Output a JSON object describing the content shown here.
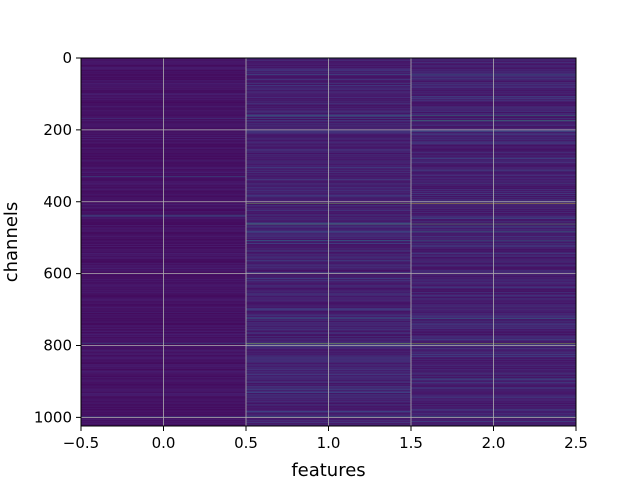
{
  "chart_data": {
    "type": "heatmap",
    "title": "",
    "xlabel": "features",
    "ylabel": "channels",
    "xlim": [
      -0.5,
      2.5
    ],
    "ylim": [
      1024,
      0
    ],
    "y_inverted": true,
    "grid": true,
    "colormap": "viridis",
    "columns": [
      0,
      1,
      2
    ],
    "rows": 1024,
    "xticks": [
      {
        "value": -0.5,
        "label": "−0.5"
      },
      {
        "value": 0.0,
        "label": "0.0"
      },
      {
        "value": 0.5,
        "label": "0.5"
      },
      {
        "value": 1.0,
        "label": "1.0"
      },
      {
        "value": 1.5,
        "label": "1.5"
      },
      {
        "value": 2.0,
        "label": "2.0"
      },
      {
        "value": 2.5,
        "label": "2.5"
      }
    ],
    "yticks": [
      {
        "value": 0,
        "label": "0"
      },
      {
        "value": 200,
        "label": "200"
      },
      {
        "value": 400,
        "label": "400"
      },
      {
        "value": 600,
        "label": "600"
      },
      {
        "value": 800,
        "label": "800"
      },
      {
        "value": 1000,
        "label": "1000"
      }
    ],
    "highlights": [
      {
        "row": 47,
        "values": [
          0.05,
          0.35,
          0.45
        ]
      },
      {
        "row": 70,
        "values": [
          0.08,
          0.25,
          0.2
        ]
      },
      {
        "row": 160,
        "values": [
          0.05,
          0.55,
          0.6
        ]
      },
      {
        "row": 168,
        "values": [
          0.22,
          0.4,
          0.3
        ]
      },
      {
        "row": 175,
        "values": [
          0.1,
          0.2,
          0.65
        ]
      },
      {
        "row": 205,
        "values": [
          0.05,
          0.25,
          0.3
        ]
      },
      {
        "row": 330,
        "values": [
          0.35,
          0.1,
          0.1
        ]
      },
      {
        "row": 348,
        "values": [
          0.05,
          0.2,
          0.25
        ]
      },
      {
        "row": 405,
        "values": [
          0.05,
          0.8,
          0.95
        ]
      },
      {
        "row": 437,
        "values": [
          0.45,
          0.1,
          0.1
        ]
      },
      {
        "row": 440,
        "values": [
          0.3,
          0.1,
          0.1
        ]
      },
      {
        "row": 462,
        "values": [
          0.05,
          0.7,
          0.75
        ]
      },
      {
        "row": 470,
        "values": [
          0.05,
          0.3,
          0.35
        ]
      },
      {
        "row": 484,
        "values": [
          0.05,
          0.4,
          0.55
        ]
      },
      {
        "row": 508,
        "values": [
          0.05,
          0.45,
          0.4
        ]
      },
      {
        "row": 516,
        "values": [
          0.05,
          0.2,
          0.3
        ]
      },
      {
        "row": 725,
        "values": [
          0.05,
          0.45,
          0.4
        ]
      },
      {
        "row": 795,
        "values": [
          0.35,
          0.85,
          0.85
        ]
      },
      {
        "row": 893,
        "values": [
          0.05,
          0.2,
          0.4
        ]
      },
      {
        "row": 998,
        "values": [
          0.3,
          0.45,
          0.45
        ]
      }
    ]
  }
}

________________________________________

Using the data above, print every line exactly, omitting pictures.

Output a JSON object describing the content shown here.
{
  "chart_data": {
    "type": "heatmap",
    "title": "",
    "xlabel": "features",
    "ylabel": "channels",
    "xlim": [
      -0.5,
      2.5
    ],
    "ylim": [
      1024,
      0
    ],
    "y_inverted": true,
    "grid": true,
    "colormap": "viridis",
    "columns": [
      0,
      1,
      2
    ],
    "rows": 1024,
    "xticks": [
      {
        "value": -0.5,
        "label": "−0.5"
      },
      {
        "value": 0.0,
        "label": "0.0"
      },
      {
        "value": 0.5,
        "label": "0.5"
      },
      {
        "value": 1.0,
        "label": "1.0"
      },
      {
        "value": 1.5,
        "label": "1.5"
      },
      {
        "value": 2.0,
        "label": "2.0"
      },
      {
        "value": 2.5,
        "label": "2.5"
      }
    ],
    "yticks": [
      {
        "value": 0,
        "label": "0"
      },
      {
        "value": 200,
        "label": "200"
      },
      {
        "value": 400,
        "label": "400"
      },
      {
        "value": 600,
        "label": "600"
      },
      {
        "value": 800,
        "label": "800"
      },
      {
        "value": 1000,
        "label": "1000"
      }
    ],
    "highlights": [
      {
        "row": 47,
        "values": [
          0.05,
          0.35,
          0.45
        ]
      },
      {
        "row": 70,
        "values": [
          0.08,
          0.25,
          0.2
        ]
      },
      {
        "row": 160,
        "values": [
          0.05,
          0.55,
          0.6
        ]
      },
      {
        "row": 168,
        "values": [
          0.22,
          0.4,
          0.3
        ]
      },
      {
        "row": 175,
        "values": [
          0.1,
          0.2,
          0.65
        ]
      },
      {
        "row": 205,
        "values": [
          0.05,
          0.25,
          0.3
        ]
      },
      {
        "row": 330,
        "values": [
          0.35,
          0.1,
          0.1
        ]
      },
      {
        "row": 348,
        "values": [
          0.05,
          0.2,
          0.25
        ]
      },
      {
        "row": 405,
        "values": [
          0.05,
          0.8,
          0.95
        ]
      },
      {
        "row": 437,
        "values": [
          0.45,
          0.1,
          0.1
        ]
      },
      {
        "row": 440,
        "values": [
          0.3,
          0.1,
          0.1
        ]
      },
      {
        "row": 462,
        "values": [
          0.05,
          0.7,
          0.75
        ]
      },
      {
        "row": 470,
        "values": [
          0.05,
          0.3,
          0.35
        ]
      },
      {
        "row": 484,
        "values": [
          0.05,
          0.4,
          0.55
        ]
      },
      {
        "row": 508,
        "values": [
          0.05,
          0.45,
          0.4
        ]
      },
      {
        "row": 516,
        "values": [
          0.05,
          0.2,
          0.3
        ]
      },
      {
        "row": 725,
        "values": [
          0.05,
          0.45,
          0.4
        ]
      },
      {
        "row": 795,
        "values": [
          0.35,
          0.85,
          0.85
        ]
      },
      {
        "row": 893,
        "values": [
          0.05,
          0.2,
          0.4
        ]
      },
      {
        "row": 998,
        "values": [
          0.3,
          0.45,
          0.45
        ]
      }
    ]
  }
}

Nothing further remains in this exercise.